■ **TASK TO CARRY OUT**: Word for word, set down the records and skip each picture.
(begin)
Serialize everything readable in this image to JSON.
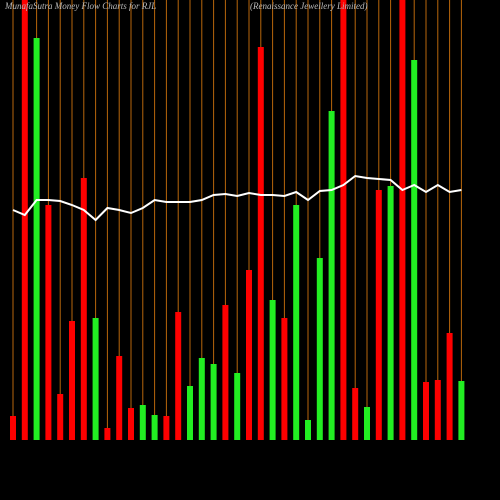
{
  "chart_data": {
    "type": "bar",
    "title": "MunafaSutra  Money Flow  Charts for RJL",
    "subtitle": "(Renaissance  Jewellery Limited)",
    "categories": [
      null,
      null,
      null,
      null,
      null,
      null,
      null,
      null,
      null,
      null,
      null,
      null,
      null,
      null,
      null,
      null,
      null,
      null,
      null,
      null,
      null,
      null,
      null,
      null,
      null,
      null,
      null,
      null,
      null,
      null,
      null,
      null,
      null,
      null,
      null,
      null,
      null,
      null,
      null
    ],
    "bars": {
      "values": [
        24,
        440,
        402,
        235,
        46,
        119,
        262,
        122,
        12,
        84,
        32,
        35,
        25,
        24,
        128,
        54,
        82,
        76,
        135,
        67,
        170,
        393,
        140,
        122,
        235,
        20,
        182,
        329,
        440,
        52,
        33,
        250,
        254,
        440,
        380,
        58,
        60,
        107,
        59
      ],
      "colors": [
        "#ff0000",
        "#ff0000",
        "#22ee22",
        "#ff0000",
        "#ff0000",
        "#ff0000",
        "#ff0000",
        "#22ee22",
        "#ff0000",
        "#ff0000",
        "#ff0000",
        "#22ee22",
        "#22ee22",
        "#ff0000",
        "#ff0000",
        "#22ee22",
        "#22ee22",
        "#22ee22",
        "#ff0000",
        "#22ee22",
        "#ff0000",
        "#ff0000",
        "#22ee22",
        "#ff0000",
        "#22ee22",
        "#22ee22",
        "#22ee22",
        "#22ee22",
        "#ff0000",
        "#ff0000",
        "#22ee22",
        "#ff0000",
        "#22ee22",
        "#ff0000",
        "#22ee22",
        "#ff0000",
        "#ff0000",
        "#ff0000",
        "#22ee22"
      ]
    },
    "line": {
      "color": "#ffffff",
      "values": [
        230,
        225,
        240,
        240,
        239,
        235,
        230,
        220,
        232,
        230,
        227,
        232,
        240,
        238,
        238,
        238,
        240,
        245,
        246,
        244,
        247,
        245,
        245,
        244,
        248,
        240,
        249,
        250,
        255,
        264,
        262,
        261,
        260,
        250,
        255,
        248,
        255,
        248,
        250
      ]
    },
    "ylim": [
      0,
      440
    ],
    "gridline_color": "#b8660b"
  }
}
(end)
■ **ANSWER**:
Serialize everything readable in this image to JSON.
{
  "chart_data": {
    "type": "bar",
    "title": "MunafaSutra  Money Flow  Charts for RJL",
    "subtitle": "(Renaissance  Jewellery Limited)",
    "categories": [
      null,
      null,
      null,
      null,
      null,
      null,
      null,
      null,
      null,
      null,
      null,
      null,
      null,
      null,
      null,
      null,
      null,
      null,
      null,
      null,
      null,
      null,
      null,
      null,
      null,
      null,
      null,
      null,
      null,
      null,
      null,
      null,
      null,
      null,
      null,
      null,
      null,
      null,
      null
    ],
    "bars": {
      "values": [
        24,
        440,
        402,
        235,
        46,
        119,
        262,
        122,
        12,
        84,
        32,
        35,
        25,
        24,
        128,
        54,
        82,
        76,
        135,
        67,
        170,
        393,
        140,
        122,
        235,
        20,
        182,
        329,
        440,
        52,
        33,
        250,
        254,
        440,
        380,
        58,
        60,
        107,
        59
      ],
      "colors": [
        "#ff0000",
        "#ff0000",
        "#22ee22",
        "#ff0000",
        "#ff0000",
        "#ff0000",
        "#ff0000",
        "#22ee22",
        "#ff0000",
        "#ff0000",
        "#ff0000",
        "#22ee22",
        "#22ee22",
        "#ff0000",
        "#ff0000",
        "#22ee22",
        "#22ee22",
        "#22ee22",
        "#ff0000",
        "#22ee22",
        "#ff0000",
        "#ff0000",
        "#22ee22",
        "#ff0000",
        "#22ee22",
        "#22ee22",
        "#22ee22",
        "#22ee22",
        "#ff0000",
        "#ff0000",
        "#22ee22",
        "#ff0000",
        "#22ee22",
        "#ff0000",
        "#22ee22",
        "#ff0000",
        "#ff0000",
        "#ff0000",
        "#22ee22"
      ]
    },
    "line": {
      "color": "#ffffff",
      "values": [
        230,
        225,
        240,
        240,
        239,
        235,
        230,
        220,
        232,
        230,
        227,
        232,
        240,
        238,
        238,
        238,
        240,
        245,
        246,
        244,
        247,
        245,
        245,
        244,
        248,
        240,
        249,
        250,
        255,
        264,
        262,
        261,
        260,
        250,
        255,
        248,
        255,
        248,
        250
      ]
    },
    "ylim": [
      0,
      440
    ],
    "gridline_color": "#b8660b"
  }
}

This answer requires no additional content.